• **Description of the task**: Output the full listing below exactly, without the pictures.

• **Stored entries**:
○ ○ ○
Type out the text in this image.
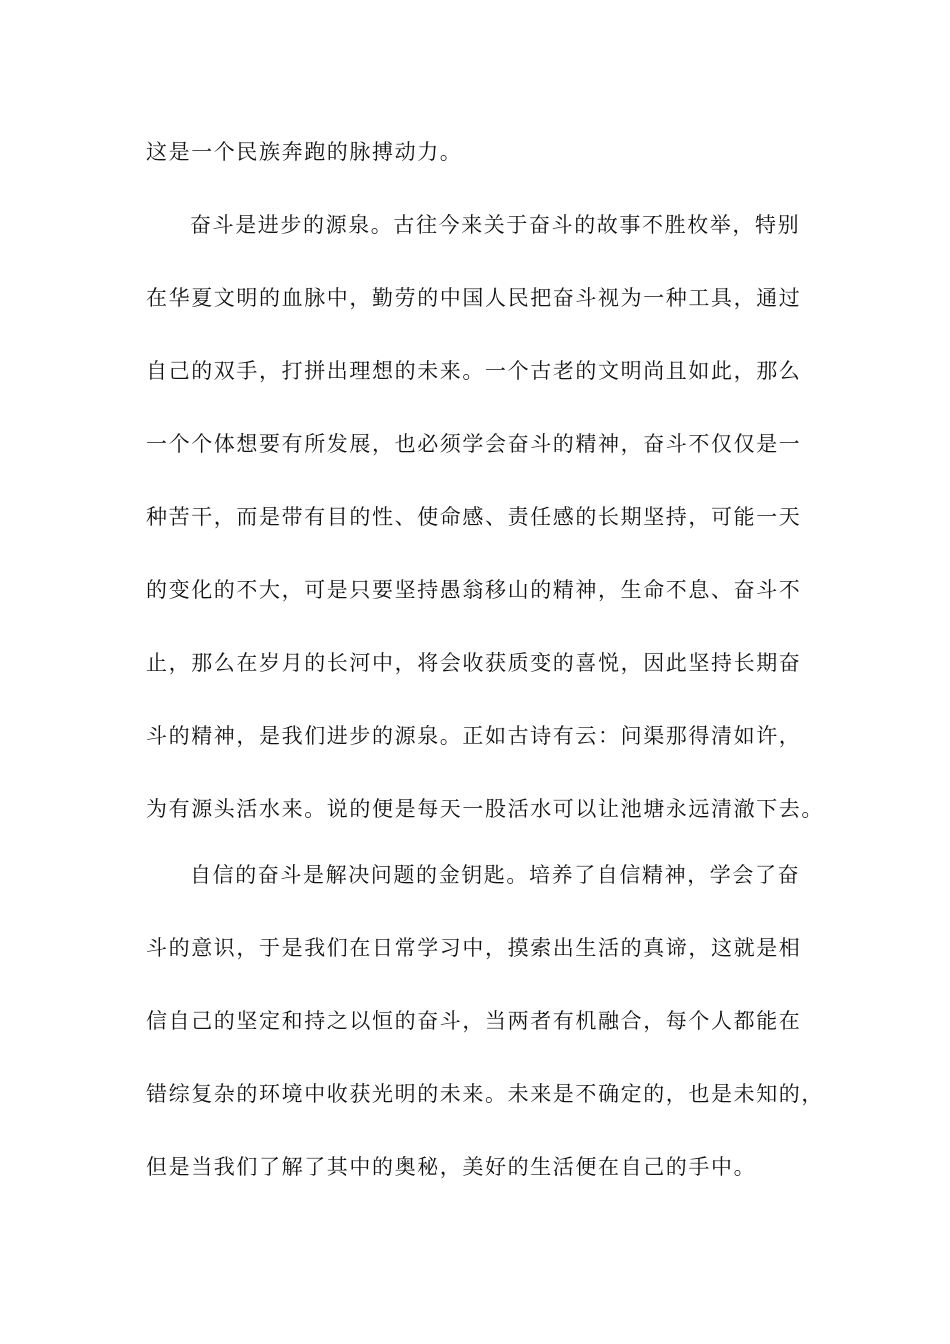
这是一个民族奔跑的脉搏动力。
奋斗是进步的源泉。古往今来关于奋斗的故事不胜枚举，特别
在华夏文明的血脉中，勤劳的中国人民把奋斗视为一种工具，通过
自己的双手，打拼出理想的未来。一个古老的文明尚且如此，那么
一个个体想要有所发展，也必须学会奋斗的精神，奋斗不仅仅是一
种苦干，而是带有目的性、使命感、责任感的长期坚持，可能一天
的变化的不大，可是只要坚持愚翁移山的精神，生命不息、奋斗不
止，那么在岁月的长河中，将会收获质变的喜悦，因此坚持长期奋
斗的精神，是我们进步的源泉。正如古诗有云：问渠那得清如许，
为有源头活水来。说的便是每天一股活水可以让池塘永远清澈下去。
自信的奋斗是解决问题的金钥匙。培养了自信精神，学会了奋
斗的意识，于是我们在日常学习中，摸索出生活的真谛，这就是相
信自己的坚定和持之以恒的奋斗，当两者有机融合，每个人都能在
错综复杂的环境中收获光明的未来。未来是不确定的，也是未知的，
但是当我们了解了其中的奥秘，美好的生活便在自己的手中。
○ ○ ○
• **Output for this exercise**:
Type out the text in this image.
这是一个民族奔跑的脉搏动力。
奋斗是进步的源泉。古往今来关于奋斗的故事不胜枚举，特别
在华夏文明的血脉中，勤劳的中国人民把奋斗视为一种工具，通过
自己的双手，打拼出理想的未来。一个古老的文明尚且如此，那么
一个个体想要有所发展，也必须学会奋斗的精神，奋斗不仅仅是一
种苦干，而是带有目的性、使命感、责任感的长期坚持，可能一天
的变化的不大，可是只要坚持愚翁移山的精神，生命不息、奋斗不
止，那么在岁月的长河中，将会收获质变的喜悦，因此坚持长期奋
斗的精神，是我们进步的源泉。正如古诗有云：问渠那得清如许，
为有源头活水来。说的便是每天一股活水可以让池塘永远清澈下去。
自信的奋斗是解决问题的金钥匙。培养了自信精神，学会了奋
斗的意识，于是我们在日常学习中，摸索出生活的真谛，这就是相
信自己的坚定和持之以恒的奋斗，当两者有机融合，每个人都能在
错综复杂的环境中收获光明的未来。未来是不确定的，也是未知的，
但是当我们了解了其中的奥秘，美好的生活便在自己的手中。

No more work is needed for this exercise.